▶ Aim
Reproduce all of the data exactly.

▶ Input
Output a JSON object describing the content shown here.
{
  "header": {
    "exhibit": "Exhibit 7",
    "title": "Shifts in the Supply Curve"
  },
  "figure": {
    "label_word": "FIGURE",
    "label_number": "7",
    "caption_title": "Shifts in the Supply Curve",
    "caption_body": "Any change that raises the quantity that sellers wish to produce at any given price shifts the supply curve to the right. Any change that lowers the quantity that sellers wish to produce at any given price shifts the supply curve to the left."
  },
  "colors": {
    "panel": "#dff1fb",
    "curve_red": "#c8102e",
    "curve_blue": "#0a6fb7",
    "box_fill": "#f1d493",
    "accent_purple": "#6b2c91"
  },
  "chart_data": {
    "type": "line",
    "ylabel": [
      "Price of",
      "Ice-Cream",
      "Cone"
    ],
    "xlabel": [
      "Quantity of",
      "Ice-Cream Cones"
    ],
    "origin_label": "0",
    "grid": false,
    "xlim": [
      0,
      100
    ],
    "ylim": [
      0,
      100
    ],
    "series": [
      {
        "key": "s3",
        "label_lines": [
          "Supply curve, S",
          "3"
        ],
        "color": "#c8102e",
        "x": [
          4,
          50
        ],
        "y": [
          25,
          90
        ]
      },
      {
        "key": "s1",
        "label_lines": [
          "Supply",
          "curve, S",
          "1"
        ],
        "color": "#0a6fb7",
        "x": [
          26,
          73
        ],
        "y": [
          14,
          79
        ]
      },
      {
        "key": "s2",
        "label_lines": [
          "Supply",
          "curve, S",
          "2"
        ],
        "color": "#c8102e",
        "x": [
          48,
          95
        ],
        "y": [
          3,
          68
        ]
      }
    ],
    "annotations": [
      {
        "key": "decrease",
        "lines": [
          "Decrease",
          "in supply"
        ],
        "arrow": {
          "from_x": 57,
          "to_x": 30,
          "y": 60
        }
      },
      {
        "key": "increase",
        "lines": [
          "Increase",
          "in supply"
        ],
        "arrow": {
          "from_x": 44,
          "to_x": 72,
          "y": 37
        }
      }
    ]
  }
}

▶ Response
Output a JSON object describing the content shown here.
{
  "header": {
    "exhibit": "Exhibit 7",
    "title": "Shifts in the Supply Curve"
  },
  "figure": {
    "label_word": "FIGURE",
    "label_number": "7",
    "caption_title": "Shifts in the Supply Curve",
    "caption_body": "Any change that raises the quantity that sellers wish to produce at any given price shifts the supply curve to the right. Any change that lowers the quantity that sellers wish to produce at any given price shifts the supply curve to the left."
  },
  "colors": {
    "panel": "#dff1fb",
    "curve_red": "#c8102e",
    "curve_blue": "#0a6fb7",
    "box_fill": "#f1d493",
    "accent_purple": "#6b2c91"
  },
  "chart_data": {
    "type": "line",
    "ylabel": [
      "Price of",
      "Ice-Cream",
      "Cone"
    ],
    "xlabel": [
      "Quantity of",
      "Ice-Cream Cones"
    ],
    "origin_label": "0",
    "grid": false,
    "xlim": [
      0,
      100
    ],
    "ylim": [
      0,
      100
    ],
    "series": [
      {
        "key": "s3",
        "label_lines": [
          "Supply curve, S",
          "3"
        ],
        "color": "#c8102e",
        "x": [
          4,
          50
        ],
        "y": [
          25,
          90
        ]
      },
      {
        "key": "s1",
        "label_lines": [
          "Supply",
          "curve, S",
          "1"
        ],
        "color": "#0a6fb7",
        "x": [
          26,
          73
        ],
        "y": [
          14,
          79
        ]
      },
      {
        "key": "s2",
        "label_lines": [
          "Supply",
          "curve, S",
          "2"
        ],
        "color": "#c8102e",
        "x": [
          48,
          95
        ],
        "y": [
          3,
          68
        ]
      }
    ],
    "annotations": [
      {
        "key": "decrease",
        "lines": [
          "Decrease",
          "in supply"
        ],
        "arrow": {
          "from_x": 57,
          "to_x": 30,
          "y": 60
        }
      },
      {
        "key": "increase",
        "lines": [
          "Increase",
          "in supply"
        ],
        "arrow": {
          "from_x": 44,
          "to_x": 72,
          "y": 37
        }
      }
    ]
  }
}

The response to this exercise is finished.